# Tekst do czytania
━━━━━━━━━━━━━━━━
Strony

niedziela, 10 grudnia 2017

Beata Dmowska Spadek

Natalia to typowa kura domowa, która jest w pełni szczęśliwa do czasu, gdy odkrywa, że mąż ją zdradza. Wiktor wszystkiemu zaprzecza, twierdząc, że żona, podobnie jak jej nieżyjąca już babka ma chorobliwe urojenia. Oszukana i załamana wnosi sprawę o rozwód i wraca do opuszczonego, rodzinnego domu.
Okoliczni mieszkańcy omijają go z daleka, tak ich ten dom przeraża. Wkrótce i ona doświadcza w nim szeregu przedziwnych zdarzeń. Odkrywa, że w przeszłości musiało się w nim stać coś strasznego. Tymczasem w nocy ktoś dostaje się do jej zamkniętego na klucz mieszkania...
Czy jej aktualne problemy mogą mieć jakiś związek z jej szaloną babką? A może Wiktor miał rację i ona też traci rozum?
Wydawnictwo E-bookowo
Data wydania 2017-11-03
Ilość stron 443

Jakoś tak się utarło,że codziennie przeglądam nowości na Legimi, do którego mam dostęp dzięki bibliotece ( ufff, bo inaczej ogłosiłabym bankructwo)  .I tak któregoś dnia rzuciła mi się w oczy okładka ze starymi drzwiami,a wiadomo,że jak drzwi to zaproszenie do nowego świat,a że nazwisko autorki nic kompletnie mi nie mówiło...cóż spróbuję, najwyżej odłożę po paru stronach. Nie dało się, bo książka wciągnęła mnie od pierwszej strony i okazała się być nieodkrytą perełką. To chyba debiut autorki, bo nigdzie nie znalazłam informacji o innych książkach Pani Beaty.
━━━━━━━━━━━━━━━━
# Wykaz wierszy
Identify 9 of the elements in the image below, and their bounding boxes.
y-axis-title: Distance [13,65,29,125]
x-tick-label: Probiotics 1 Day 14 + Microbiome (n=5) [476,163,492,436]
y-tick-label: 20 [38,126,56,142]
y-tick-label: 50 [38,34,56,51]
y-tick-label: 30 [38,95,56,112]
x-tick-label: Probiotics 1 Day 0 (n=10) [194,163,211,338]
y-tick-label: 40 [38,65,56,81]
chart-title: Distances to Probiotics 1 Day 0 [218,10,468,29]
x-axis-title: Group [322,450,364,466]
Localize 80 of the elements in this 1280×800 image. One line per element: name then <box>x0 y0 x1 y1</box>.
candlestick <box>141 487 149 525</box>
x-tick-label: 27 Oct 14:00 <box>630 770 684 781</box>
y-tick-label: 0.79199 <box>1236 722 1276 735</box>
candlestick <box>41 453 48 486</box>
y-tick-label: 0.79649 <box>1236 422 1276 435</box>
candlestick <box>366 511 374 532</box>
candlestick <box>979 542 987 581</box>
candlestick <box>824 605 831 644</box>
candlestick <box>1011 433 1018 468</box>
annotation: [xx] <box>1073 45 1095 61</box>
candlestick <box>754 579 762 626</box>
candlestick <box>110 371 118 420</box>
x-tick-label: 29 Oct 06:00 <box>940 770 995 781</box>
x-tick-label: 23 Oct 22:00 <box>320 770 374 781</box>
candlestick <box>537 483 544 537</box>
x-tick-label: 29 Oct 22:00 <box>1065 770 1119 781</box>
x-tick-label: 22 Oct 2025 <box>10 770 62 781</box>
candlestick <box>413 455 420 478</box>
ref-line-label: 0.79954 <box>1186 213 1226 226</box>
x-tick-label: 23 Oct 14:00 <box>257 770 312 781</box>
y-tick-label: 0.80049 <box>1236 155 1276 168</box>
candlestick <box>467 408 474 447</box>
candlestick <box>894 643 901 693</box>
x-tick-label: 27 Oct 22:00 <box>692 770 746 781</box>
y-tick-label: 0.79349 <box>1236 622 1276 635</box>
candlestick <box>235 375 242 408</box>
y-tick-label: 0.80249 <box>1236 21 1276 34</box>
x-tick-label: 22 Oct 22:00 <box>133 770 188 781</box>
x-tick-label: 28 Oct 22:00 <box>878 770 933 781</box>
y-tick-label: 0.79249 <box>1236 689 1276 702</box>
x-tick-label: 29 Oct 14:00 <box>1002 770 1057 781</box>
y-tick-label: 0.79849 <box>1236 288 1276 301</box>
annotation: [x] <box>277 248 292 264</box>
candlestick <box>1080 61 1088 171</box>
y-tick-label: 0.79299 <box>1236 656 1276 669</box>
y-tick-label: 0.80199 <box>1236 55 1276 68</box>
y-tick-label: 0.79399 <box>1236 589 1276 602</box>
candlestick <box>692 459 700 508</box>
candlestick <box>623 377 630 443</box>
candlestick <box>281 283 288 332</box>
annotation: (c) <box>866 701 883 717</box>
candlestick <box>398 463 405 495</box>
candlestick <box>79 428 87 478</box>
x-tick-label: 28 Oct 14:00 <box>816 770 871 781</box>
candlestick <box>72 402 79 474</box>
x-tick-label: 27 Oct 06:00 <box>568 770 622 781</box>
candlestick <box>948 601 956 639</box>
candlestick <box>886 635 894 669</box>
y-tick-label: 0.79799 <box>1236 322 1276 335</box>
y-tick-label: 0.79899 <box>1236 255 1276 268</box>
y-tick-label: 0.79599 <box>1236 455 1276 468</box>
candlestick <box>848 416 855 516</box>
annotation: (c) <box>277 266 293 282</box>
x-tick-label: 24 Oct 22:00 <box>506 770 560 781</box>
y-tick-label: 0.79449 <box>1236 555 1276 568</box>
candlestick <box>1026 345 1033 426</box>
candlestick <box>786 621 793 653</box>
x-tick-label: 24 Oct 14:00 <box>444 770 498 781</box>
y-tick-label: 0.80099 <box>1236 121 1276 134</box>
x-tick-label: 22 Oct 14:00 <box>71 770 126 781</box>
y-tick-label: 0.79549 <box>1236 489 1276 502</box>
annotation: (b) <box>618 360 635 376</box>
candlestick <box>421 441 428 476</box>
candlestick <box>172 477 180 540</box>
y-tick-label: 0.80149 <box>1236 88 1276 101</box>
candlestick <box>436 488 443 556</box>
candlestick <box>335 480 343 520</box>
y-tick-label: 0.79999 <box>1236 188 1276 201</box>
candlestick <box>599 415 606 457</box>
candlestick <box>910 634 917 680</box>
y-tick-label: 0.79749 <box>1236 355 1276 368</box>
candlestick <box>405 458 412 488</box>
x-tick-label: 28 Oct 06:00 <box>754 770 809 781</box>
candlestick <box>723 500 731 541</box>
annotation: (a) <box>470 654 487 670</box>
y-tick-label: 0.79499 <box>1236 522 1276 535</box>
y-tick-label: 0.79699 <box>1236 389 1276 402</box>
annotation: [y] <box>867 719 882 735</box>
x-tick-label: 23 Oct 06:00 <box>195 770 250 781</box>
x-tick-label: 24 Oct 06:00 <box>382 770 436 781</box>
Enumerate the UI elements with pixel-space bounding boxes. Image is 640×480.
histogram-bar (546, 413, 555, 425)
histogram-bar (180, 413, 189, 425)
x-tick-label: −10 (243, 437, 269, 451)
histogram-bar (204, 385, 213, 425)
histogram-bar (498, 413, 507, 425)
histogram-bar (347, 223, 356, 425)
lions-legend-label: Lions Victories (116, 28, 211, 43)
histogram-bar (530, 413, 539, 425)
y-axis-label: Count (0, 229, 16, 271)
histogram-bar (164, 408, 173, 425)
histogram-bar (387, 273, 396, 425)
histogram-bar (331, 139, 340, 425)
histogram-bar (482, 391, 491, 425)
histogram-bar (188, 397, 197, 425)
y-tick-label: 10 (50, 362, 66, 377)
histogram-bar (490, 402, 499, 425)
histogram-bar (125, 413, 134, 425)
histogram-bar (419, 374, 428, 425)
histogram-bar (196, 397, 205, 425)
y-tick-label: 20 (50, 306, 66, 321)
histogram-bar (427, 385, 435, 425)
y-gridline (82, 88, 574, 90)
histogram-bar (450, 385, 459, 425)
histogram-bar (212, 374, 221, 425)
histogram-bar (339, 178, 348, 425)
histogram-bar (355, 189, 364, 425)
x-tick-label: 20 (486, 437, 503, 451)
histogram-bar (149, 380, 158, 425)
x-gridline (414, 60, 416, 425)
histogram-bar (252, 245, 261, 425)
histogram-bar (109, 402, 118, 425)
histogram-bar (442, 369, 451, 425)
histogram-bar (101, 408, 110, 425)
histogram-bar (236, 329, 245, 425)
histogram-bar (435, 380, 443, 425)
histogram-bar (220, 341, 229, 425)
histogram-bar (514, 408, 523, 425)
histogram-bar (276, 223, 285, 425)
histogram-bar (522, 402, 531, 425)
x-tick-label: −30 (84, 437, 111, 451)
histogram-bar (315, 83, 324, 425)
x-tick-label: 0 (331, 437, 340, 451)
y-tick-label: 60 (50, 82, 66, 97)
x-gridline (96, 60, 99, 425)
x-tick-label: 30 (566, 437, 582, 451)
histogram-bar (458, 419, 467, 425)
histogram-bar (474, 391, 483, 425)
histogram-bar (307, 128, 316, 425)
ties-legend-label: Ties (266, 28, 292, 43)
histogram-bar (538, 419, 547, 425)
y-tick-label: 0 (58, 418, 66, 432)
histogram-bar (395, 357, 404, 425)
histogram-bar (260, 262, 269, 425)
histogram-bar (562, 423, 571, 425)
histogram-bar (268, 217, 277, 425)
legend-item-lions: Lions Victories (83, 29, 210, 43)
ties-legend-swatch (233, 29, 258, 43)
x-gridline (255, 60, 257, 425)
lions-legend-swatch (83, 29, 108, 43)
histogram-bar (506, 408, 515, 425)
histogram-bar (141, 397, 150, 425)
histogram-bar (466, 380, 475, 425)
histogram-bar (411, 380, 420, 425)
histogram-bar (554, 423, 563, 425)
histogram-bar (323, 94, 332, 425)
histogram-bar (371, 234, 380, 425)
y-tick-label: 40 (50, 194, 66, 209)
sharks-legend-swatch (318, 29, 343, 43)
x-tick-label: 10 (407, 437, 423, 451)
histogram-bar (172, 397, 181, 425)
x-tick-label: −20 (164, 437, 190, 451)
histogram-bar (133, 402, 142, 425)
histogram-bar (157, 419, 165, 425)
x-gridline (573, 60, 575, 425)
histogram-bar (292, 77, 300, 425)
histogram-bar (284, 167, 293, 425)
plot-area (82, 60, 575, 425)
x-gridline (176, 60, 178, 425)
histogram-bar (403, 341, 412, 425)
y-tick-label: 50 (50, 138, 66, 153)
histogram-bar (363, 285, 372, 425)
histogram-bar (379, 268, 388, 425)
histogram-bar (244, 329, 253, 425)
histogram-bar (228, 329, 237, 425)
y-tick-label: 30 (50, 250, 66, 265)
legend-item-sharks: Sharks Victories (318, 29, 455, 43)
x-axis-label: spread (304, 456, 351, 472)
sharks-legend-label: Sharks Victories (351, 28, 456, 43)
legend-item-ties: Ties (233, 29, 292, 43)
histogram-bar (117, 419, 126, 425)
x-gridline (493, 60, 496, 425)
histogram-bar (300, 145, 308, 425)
━━━━━━━━━━━━━━━━
# Zadania pisemne
[1] Przepisz z tekstu o powieści „Spadek” wszystko od słów „Beata Dmowska Spadek” aż po słowa „na klucz mieszkania...”.
[2] Podaj każdy wiersz z wykazu powyżej, w którym występuje słowo „item”. Wielkość liter ma znaczenie.

# Rozwiązania zadań
[1]
Beata Dmowska Spadek

Natalia to typowa kura domowa, która jest w pełni szczęśliwa do czasu, gdy odkrywa, że mąż ją zdradza. Wiktor wszystkiemu zaprzecza, twierdząc, że żona, podobnie jak jej nieżyjąca już babka ma chorobliwe urojenia. Oszukana i załamana wnosi sprawę o rozwód i wraca do opuszczonego, rodzinnego domu.
Okoliczni mieszkańcy omijają go z daleka, tak ich ten dom przeraża. Wkrótce i ona doświadcza w nim szeregu przedziwnych zdarzeń. Odkrywa, że w przeszłości musiało się w nim stać coś strasznego. Tymczasem w nocy ktoś dostaje się do jej zamkniętego na klucz mieszkania...

[2]
legend-item-lions: Lions Victories (83, 29, 210, 43)
legend-item-sharks: Sharks Victories (318, 29, 455, 43)
legend-item-ties: Ties (233, 29, 292, 43)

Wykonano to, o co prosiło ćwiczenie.